◆ Do this
Return the entries verbatim and drop every picture.

Stored entries:

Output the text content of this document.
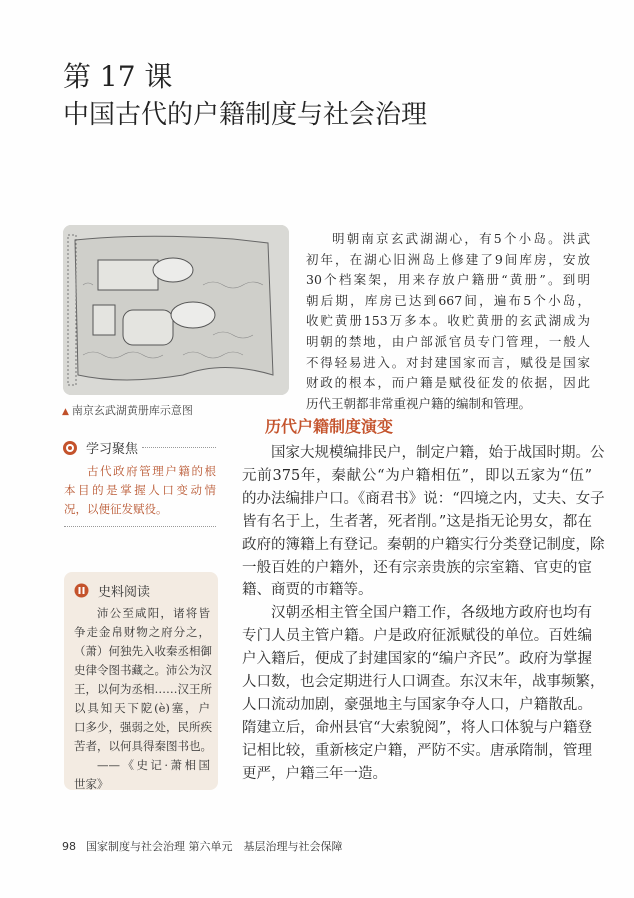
第 17 课
中国古代的户籍制度与社会治理
▲ 南京玄武湖黄册库示意图
明朝南京玄武湖湖心，有5个小岛。洪武
初年，在湖心旧洲岛上修建了9间库房，安放
30个档案架，用来存放户籍册“黄册”。到明
朝后期，库房已达到667间，遍布5个小岛，
收贮黄册153万多本。收贮黄册的玄武湖成为
明朝的禁地，由户部派官员专门管理，一般人
不得轻易进入。对封建国家而言，赋役是国家
财政的根本，而户籍是赋役征发的依据，因此
历代王朝都非常重视户籍的编制和管理。
历代户籍制度演变
国家大规模编排民户，制定户籍，始于战国时期。公
元前375年，秦献公“为户籍相伍”，即以五家为“伍”
的办法编排户口。《商君书》说：“四境之内，丈夫、女子
皆有名于上，生者著，死者削。”这是指无论男女，都在
政府的簿籍上有登记。秦朝的户籍实行分类登记制度，除
一般百姓的户籍外，还有宗亲贵族的宗室籍、官吏的宦
籍、商贾的市籍等。
汉朝丞相主管全国户籍工作，各级地方政府也均有
专门人员主管户籍。户是政府征派赋役的单位。百姓编
户入籍后，便成了封建国家的“编户齐民”。政府为掌握
人口数，也会定期进行人口调查。东汉末年，战事频繁，
人口流动加剧，豪强地主与国家争夺人口，户籍散乱。
隋建立后，命州县官“大索貌阅”，将人口体貌与户籍登
记相比较，重新核定户籍，严防不实。唐承隋制，管理
更严，户籍三年一造。
学习聚焦
古代政府管理户籍的根
本目的是掌握人口变动情
况，以便征发赋役。
史料阅读
沛公至咸阳，诸将皆
争走金帛财物之府分之，
（萧）何独先入收秦丞相御
史律令图书藏之。沛公为汉
王，以何为丞相……汉王所
以具知天下阸(è)塞，户
口多少，强弱之处，民所疾
苦者，以何具得秦图书也。
——《史记·萧相国
世家》
98 国家制度与社会治理 第六单元　基层治理与社会保障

◆ The answer
Output the text content of this document.
第 17 课
中国古代的户籍制度与社会治理
▲ 南京玄武湖黄册库示意图
明朝南京玄武湖湖心，有5个小岛。洪武
初年，在湖心旧洲岛上修建了9间库房，安放
30个档案架，用来存放户籍册“黄册”。到明
朝后期，库房已达到667间，遍布5个小岛，
收贮黄册153万多本。收贮黄册的玄武湖成为
明朝的禁地，由户部派官员专门管理，一般人
不得轻易进入。对封建国家而言，赋役是国家
财政的根本，而户籍是赋役征发的依据，因此
历代王朝都非常重视户籍的编制和管理。
历代户籍制度演变
国家大规模编排民户，制定户籍，始于战国时期。公
元前375年，秦献公“为户籍相伍”，即以五家为“伍”
的办法编排户口。《商君书》说：“四境之内，丈夫、女子
皆有名于上，生者著，死者削。”这是指无论男女，都在
政府的簿籍上有登记。秦朝的户籍实行分类登记制度，除
一般百姓的户籍外，还有宗亲贵族的宗室籍、官吏的宦
籍、商贾的市籍等。
汉朝丞相主管全国户籍工作，各级地方政府也均有
专门人员主管户籍。户是政府征派赋役的单位。百姓编
户入籍后，便成了封建国家的“编户齐民”。政府为掌握
人口数，也会定期进行人口调查。东汉末年，战事频繁，
人口流动加剧，豪强地主与国家争夺人口，户籍散乱。
隋建立后，命州县官“大索貌阅”，将人口体貌与户籍登
记相比较，重新核定户籍，严防不实。唐承隋制，管理
更严，户籍三年一造。
学习聚焦
古代政府管理户籍的根
本目的是掌握人口变动情
况，以便征发赋役。
史料阅读
沛公至咸阳，诸将皆
争走金帛财物之府分之，
（萧）何独先入收秦丞相御
史律令图书藏之。沛公为汉
王，以何为丞相……汉王所
以具知天下阸(è)塞，户
口多少，强弱之处，民所疾
苦者，以何具得秦图书也。
——《史记·萧相国
世家》
98 国家制度与社会治理 第六单元　基层治理与社会保障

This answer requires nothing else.